[Begin]

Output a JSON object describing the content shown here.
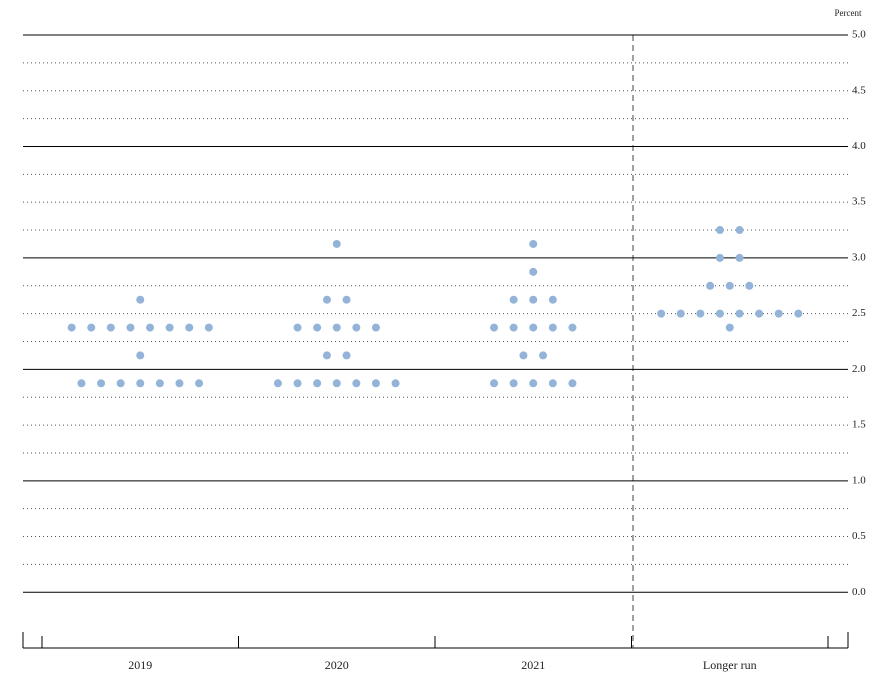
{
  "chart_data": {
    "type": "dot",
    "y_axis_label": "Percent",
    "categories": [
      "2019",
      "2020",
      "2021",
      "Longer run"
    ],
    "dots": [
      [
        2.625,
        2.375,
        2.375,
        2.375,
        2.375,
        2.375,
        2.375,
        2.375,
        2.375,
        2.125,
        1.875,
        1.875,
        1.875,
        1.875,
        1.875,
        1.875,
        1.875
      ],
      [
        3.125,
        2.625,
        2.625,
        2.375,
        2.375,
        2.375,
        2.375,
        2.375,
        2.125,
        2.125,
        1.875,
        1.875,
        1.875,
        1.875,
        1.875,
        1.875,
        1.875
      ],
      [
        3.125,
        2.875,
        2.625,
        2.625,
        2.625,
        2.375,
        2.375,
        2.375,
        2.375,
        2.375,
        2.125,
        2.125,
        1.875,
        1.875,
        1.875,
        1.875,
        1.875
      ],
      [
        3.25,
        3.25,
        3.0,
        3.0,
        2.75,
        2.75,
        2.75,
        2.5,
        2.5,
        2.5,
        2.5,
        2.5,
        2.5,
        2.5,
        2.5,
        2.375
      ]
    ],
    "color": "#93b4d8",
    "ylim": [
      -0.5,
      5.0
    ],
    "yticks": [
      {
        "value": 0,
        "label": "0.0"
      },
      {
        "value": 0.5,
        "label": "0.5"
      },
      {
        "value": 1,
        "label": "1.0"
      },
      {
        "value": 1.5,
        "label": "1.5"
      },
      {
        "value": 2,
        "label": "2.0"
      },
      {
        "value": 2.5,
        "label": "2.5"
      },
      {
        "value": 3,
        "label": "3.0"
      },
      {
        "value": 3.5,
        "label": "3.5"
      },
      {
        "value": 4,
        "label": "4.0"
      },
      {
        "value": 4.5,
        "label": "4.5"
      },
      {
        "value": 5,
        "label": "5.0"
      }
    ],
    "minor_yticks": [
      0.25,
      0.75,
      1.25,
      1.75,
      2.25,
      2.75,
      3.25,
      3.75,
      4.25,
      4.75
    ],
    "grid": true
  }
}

[End]

* WHAT IS NEEDED:
Without including any pictures, reproduce the listing exactly.

* RESPONSE TO THE EXERCISE:
Output a JSON object describing the content shown here.
{
  "chart_data": {
    "type": "dot",
    "y_axis_label": "Percent",
    "categories": [
      "2019",
      "2020",
      "2021",
      "Longer run"
    ],
    "dots": [
      [
        2.625,
        2.375,
        2.375,
        2.375,
        2.375,
        2.375,
        2.375,
        2.375,
        2.375,
        2.125,
        1.875,
        1.875,
        1.875,
        1.875,
        1.875,
        1.875,
        1.875
      ],
      [
        3.125,
        2.625,
        2.625,
        2.375,
        2.375,
        2.375,
        2.375,
        2.375,
        2.125,
        2.125,
        1.875,
        1.875,
        1.875,
        1.875,
        1.875,
        1.875,
        1.875
      ],
      [
        3.125,
        2.875,
        2.625,
        2.625,
        2.625,
        2.375,
        2.375,
        2.375,
        2.375,
        2.375,
        2.125,
        2.125,
        1.875,
        1.875,
        1.875,
        1.875,
        1.875
      ],
      [
        3.25,
        3.25,
        3.0,
        3.0,
        2.75,
        2.75,
        2.75,
        2.5,
        2.5,
        2.5,
        2.5,
        2.5,
        2.5,
        2.5,
        2.5,
        2.375
      ]
    ],
    "color": "#93b4d8",
    "ylim": [
      -0.5,
      5.0
    ],
    "yticks": [
      {
        "value": 0,
        "label": "0.0"
      },
      {
        "value": 0.5,
        "label": "0.5"
      },
      {
        "value": 1,
        "label": "1.0"
      },
      {
        "value": 1.5,
        "label": "1.5"
      },
      {
        "value": 2,
        "label": "2.0"
      },
      {
        "value": 2.5,
        "label": "2.5"
      },
      {
        "value": 3,
        "label": "3.0"
      },
      {
        "value": 3.5,
        "label": "3.5"
      },
      {
        "value": 4,
        "label": "4.0"
      },
      {
        "value": 4.5,
        "label": "4.5"
      },
      {
        "value": 5,
        "label": "5.0"
      }
    ],
    "minor_yticks": [
      0.25,
      0.75,
      1.25,
      1.75,
      2.25,
      2.75,
      3.25,
      3.75,
      4.25,
      4.75
    ],
    "grid": true
  }
}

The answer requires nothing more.